TO DO —
Set out every line bearing the string "this".
* * * * *
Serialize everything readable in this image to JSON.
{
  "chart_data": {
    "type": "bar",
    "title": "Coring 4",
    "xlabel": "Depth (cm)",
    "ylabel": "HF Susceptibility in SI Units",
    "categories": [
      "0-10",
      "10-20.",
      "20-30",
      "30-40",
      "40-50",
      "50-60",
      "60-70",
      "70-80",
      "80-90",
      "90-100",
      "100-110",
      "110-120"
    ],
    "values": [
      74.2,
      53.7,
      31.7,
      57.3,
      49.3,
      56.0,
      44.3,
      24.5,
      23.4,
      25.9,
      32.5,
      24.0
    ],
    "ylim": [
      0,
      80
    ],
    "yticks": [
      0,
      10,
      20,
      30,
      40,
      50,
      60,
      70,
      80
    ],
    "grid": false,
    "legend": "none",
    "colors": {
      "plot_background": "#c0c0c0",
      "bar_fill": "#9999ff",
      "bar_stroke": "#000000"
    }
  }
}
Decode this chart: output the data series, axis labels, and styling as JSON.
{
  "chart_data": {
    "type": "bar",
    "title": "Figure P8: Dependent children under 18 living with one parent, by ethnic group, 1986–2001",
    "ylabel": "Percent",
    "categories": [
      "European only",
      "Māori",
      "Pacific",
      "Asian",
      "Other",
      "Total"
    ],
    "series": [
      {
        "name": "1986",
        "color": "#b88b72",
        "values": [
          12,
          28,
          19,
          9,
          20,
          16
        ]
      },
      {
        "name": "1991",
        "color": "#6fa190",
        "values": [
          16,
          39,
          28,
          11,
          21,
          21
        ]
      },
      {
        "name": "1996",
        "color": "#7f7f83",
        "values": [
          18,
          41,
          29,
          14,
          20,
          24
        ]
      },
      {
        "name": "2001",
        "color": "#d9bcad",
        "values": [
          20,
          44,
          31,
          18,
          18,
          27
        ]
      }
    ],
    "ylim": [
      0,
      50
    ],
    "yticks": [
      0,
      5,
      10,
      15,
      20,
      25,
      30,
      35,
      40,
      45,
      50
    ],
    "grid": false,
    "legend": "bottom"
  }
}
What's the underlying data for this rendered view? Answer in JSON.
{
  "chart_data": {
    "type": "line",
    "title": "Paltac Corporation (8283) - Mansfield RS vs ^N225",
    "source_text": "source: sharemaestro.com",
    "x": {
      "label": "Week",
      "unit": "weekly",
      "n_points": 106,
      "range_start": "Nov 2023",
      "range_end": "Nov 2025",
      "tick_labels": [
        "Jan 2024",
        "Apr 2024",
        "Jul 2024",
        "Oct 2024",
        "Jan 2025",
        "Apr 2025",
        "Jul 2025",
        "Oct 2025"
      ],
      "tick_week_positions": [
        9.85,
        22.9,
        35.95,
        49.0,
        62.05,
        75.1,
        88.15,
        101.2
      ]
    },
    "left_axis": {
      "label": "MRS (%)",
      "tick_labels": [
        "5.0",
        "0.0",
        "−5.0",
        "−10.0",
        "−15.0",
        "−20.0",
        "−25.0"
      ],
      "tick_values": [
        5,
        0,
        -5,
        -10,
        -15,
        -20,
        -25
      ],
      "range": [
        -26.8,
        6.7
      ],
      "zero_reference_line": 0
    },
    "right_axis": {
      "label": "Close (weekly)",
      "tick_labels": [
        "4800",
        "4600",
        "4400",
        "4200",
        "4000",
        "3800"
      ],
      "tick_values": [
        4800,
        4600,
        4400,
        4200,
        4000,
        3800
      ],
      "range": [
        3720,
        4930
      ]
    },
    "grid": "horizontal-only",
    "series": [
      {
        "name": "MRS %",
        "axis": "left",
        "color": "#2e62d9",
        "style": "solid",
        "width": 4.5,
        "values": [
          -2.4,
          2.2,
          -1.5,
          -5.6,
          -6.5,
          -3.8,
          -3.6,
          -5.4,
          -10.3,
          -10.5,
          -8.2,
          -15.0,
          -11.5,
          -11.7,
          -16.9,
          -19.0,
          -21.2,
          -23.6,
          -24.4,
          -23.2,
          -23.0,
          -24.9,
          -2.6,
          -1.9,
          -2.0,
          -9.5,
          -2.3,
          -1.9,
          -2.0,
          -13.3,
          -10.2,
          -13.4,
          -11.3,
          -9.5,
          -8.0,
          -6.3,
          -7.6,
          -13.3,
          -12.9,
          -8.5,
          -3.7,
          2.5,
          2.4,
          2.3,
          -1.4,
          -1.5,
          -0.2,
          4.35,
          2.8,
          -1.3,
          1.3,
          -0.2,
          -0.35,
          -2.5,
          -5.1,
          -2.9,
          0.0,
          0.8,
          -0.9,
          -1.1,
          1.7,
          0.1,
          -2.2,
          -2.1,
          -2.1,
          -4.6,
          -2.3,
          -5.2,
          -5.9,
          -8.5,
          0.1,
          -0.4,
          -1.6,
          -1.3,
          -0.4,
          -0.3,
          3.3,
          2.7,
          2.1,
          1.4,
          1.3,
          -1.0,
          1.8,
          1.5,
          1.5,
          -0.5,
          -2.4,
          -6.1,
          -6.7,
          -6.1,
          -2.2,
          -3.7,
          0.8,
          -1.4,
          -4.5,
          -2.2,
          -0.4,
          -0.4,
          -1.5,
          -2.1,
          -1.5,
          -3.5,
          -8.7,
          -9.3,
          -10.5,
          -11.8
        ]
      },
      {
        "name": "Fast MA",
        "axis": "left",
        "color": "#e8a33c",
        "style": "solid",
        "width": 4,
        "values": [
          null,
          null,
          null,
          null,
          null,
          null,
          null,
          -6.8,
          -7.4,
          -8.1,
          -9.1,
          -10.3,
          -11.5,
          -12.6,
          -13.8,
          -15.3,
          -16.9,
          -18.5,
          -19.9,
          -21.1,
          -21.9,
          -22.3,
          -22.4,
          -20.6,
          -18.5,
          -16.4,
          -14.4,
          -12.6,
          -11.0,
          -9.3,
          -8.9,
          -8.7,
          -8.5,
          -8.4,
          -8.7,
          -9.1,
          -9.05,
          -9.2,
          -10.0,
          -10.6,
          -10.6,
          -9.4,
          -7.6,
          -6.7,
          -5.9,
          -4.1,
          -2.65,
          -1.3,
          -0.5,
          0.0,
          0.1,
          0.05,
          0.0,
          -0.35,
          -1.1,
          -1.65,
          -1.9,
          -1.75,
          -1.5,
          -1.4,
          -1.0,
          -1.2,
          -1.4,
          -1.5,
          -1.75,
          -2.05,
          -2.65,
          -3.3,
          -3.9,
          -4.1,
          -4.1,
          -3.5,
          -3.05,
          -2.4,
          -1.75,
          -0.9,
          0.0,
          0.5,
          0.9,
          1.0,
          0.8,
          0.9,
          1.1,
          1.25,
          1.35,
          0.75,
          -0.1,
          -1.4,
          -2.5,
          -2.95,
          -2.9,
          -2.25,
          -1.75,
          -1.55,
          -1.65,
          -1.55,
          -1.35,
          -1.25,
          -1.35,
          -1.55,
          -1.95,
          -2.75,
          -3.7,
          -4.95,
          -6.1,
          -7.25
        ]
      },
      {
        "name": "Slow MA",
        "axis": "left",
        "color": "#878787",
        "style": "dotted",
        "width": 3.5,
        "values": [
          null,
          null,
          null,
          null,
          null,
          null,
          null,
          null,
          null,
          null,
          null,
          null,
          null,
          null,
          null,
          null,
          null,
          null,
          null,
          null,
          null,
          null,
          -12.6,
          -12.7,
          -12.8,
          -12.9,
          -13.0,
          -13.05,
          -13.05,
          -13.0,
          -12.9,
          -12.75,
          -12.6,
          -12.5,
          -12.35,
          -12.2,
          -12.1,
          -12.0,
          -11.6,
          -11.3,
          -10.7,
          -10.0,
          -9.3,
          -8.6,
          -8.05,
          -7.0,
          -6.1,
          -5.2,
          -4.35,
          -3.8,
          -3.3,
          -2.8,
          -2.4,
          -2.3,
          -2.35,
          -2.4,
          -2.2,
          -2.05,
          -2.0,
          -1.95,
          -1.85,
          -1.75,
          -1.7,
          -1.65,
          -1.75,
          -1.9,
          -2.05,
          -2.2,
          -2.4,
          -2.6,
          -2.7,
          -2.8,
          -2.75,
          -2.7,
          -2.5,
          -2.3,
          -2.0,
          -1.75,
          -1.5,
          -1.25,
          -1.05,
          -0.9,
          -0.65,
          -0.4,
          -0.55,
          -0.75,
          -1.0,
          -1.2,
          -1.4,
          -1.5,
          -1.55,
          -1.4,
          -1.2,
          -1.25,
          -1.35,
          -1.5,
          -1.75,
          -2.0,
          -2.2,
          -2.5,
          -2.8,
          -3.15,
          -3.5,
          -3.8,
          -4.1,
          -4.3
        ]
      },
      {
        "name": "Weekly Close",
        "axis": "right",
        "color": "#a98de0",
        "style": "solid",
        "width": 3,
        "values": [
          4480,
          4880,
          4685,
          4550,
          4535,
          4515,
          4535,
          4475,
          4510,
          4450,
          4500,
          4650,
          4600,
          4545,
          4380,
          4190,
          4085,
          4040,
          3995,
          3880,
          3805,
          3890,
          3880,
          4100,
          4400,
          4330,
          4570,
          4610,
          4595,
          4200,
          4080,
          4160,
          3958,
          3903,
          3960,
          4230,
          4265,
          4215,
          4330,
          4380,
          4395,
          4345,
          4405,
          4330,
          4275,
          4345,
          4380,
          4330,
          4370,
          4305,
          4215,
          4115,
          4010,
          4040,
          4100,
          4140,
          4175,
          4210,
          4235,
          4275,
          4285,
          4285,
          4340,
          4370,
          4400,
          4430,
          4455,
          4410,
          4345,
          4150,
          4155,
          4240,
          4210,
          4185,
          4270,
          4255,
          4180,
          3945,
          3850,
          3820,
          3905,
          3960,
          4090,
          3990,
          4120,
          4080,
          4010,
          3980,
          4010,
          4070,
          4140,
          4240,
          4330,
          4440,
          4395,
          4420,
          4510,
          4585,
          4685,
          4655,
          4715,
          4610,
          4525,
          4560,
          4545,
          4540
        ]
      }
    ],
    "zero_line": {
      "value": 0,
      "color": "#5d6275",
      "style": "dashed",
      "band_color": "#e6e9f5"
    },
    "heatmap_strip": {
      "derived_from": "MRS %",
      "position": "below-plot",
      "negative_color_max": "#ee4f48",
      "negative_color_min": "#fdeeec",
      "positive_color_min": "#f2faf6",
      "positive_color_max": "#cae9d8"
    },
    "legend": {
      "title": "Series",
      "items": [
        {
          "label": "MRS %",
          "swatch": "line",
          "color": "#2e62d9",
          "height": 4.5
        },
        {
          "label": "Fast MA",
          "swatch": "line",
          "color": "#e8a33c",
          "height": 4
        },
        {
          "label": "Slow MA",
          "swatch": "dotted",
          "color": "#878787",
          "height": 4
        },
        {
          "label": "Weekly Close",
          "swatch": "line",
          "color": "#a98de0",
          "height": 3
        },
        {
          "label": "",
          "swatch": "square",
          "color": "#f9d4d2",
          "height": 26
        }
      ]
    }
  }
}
* * * * *
EXERCISE SOLUTION —
Serialize everything readable in this image to JSON.
Decode this chart: output the data series, axis labels, and styling as JSON.
What's the underlying data for this rendered view? Answer in JSON.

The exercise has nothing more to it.